## Provided data
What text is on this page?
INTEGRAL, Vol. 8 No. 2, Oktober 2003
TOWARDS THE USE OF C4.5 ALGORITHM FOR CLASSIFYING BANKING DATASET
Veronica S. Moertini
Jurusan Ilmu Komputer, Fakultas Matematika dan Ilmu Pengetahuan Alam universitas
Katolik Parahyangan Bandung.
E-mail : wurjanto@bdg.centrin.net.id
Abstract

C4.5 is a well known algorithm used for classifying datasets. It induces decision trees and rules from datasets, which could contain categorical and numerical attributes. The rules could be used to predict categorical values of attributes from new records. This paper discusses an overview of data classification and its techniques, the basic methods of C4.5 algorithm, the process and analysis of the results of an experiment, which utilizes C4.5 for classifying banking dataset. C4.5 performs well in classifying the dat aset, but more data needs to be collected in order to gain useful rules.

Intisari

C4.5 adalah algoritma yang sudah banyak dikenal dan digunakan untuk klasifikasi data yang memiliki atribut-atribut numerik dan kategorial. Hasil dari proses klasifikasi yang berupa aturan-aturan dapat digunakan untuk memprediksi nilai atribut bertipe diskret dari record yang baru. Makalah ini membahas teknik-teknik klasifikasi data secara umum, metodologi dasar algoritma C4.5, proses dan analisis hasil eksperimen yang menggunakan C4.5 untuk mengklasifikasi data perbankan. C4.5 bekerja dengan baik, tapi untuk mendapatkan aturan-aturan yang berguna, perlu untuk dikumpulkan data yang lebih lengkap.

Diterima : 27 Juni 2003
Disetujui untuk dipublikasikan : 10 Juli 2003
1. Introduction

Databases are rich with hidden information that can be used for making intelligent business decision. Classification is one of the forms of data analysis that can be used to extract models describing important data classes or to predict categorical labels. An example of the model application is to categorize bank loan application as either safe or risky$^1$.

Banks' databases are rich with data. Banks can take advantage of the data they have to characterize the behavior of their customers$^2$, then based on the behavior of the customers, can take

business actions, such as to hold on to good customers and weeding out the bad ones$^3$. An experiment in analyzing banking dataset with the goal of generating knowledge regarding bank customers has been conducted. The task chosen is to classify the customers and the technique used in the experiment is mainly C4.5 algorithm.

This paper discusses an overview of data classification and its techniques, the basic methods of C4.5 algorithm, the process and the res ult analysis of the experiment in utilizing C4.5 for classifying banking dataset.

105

## Aim of the exercise
Copy out every line holding the string "business".

## Exercise result
Databases are rich with hidden information that can be used for making intelligent business decision. Classification is one of the forms of data analysis that can be used to extract models describing important data classes or to predict categorical labels. An example of the model application is to categorize bank loan application as either safe or risky$^1$.
business actions, such as to hold on to good customers and weeding out the bad ones$^3$. An experiment in analyzing banking dataset with the goal of generating knowledge regarding bank customers has been conducted. The task chosen is to classify the customers and the technique used in the experiment is mainly C4.5 algorithm.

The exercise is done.